GIVEN REQUEST
The records that follow must be reproduced in full, exactly as written.

THE INPUT

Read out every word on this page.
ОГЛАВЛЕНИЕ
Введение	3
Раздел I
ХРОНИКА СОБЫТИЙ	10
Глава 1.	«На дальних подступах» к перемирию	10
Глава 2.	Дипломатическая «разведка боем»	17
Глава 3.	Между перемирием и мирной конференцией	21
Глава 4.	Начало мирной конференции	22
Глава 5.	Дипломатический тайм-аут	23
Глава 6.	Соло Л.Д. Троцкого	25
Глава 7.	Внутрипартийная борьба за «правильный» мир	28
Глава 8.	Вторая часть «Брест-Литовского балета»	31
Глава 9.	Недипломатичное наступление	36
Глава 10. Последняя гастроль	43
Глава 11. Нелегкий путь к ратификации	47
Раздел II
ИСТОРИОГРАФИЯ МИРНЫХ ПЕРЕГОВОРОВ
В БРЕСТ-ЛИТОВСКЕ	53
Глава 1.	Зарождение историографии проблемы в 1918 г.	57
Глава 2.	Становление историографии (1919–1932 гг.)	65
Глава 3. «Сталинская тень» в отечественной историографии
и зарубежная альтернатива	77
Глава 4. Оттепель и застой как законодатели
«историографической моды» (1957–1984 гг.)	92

CORRECT OUTPUT
Read out every word on this page.
ОГЛАВЛЕНИЕ
Введение	3
Раздел I
ХРОНИКА СОБЫТИЙ	10
Глава 1.	«На дальних подступах» к перемирию	10
Глава 2.	Дипломатическая «разведка боем»	17
Глава 3.	Между перемирием и мирной конференцией	21
Глава 4.	Начало мирной конференции	22
Глава 5.	Дипломатический тайм-аут	23
Глава 6.	Соло Л.Д. Троцкого	25
Глава 7.	Внутрипартийная борьба за «правильный» мир	28
Глава 8.	Вторая часть «Брест-Литовского балета»	31
Глава 9.	Недипломатичное наступление	36
Глава 10. Последняя гастроль	43
Глава 11. Нелегкий путь к ратификации	47
Раздел II
ИСТОРИОГРАФИЯ МИРНЫХ ПЕРЕГОВОРОВ
В БРЕСТ-ЛИТОВСКЕ	53
Глава 1.	Зарождение историографии проблемы в 1918 г.	57
Глава 2.	Становление историографии (1919–1932 гг.)	65
Глава 3. «Сталинская тень» в отечественной историографии
и зарубежная альтернатива	77
Глава 4. Оттепель и застой как законодатели
«историографической моды» (1957–1984 гг.)	92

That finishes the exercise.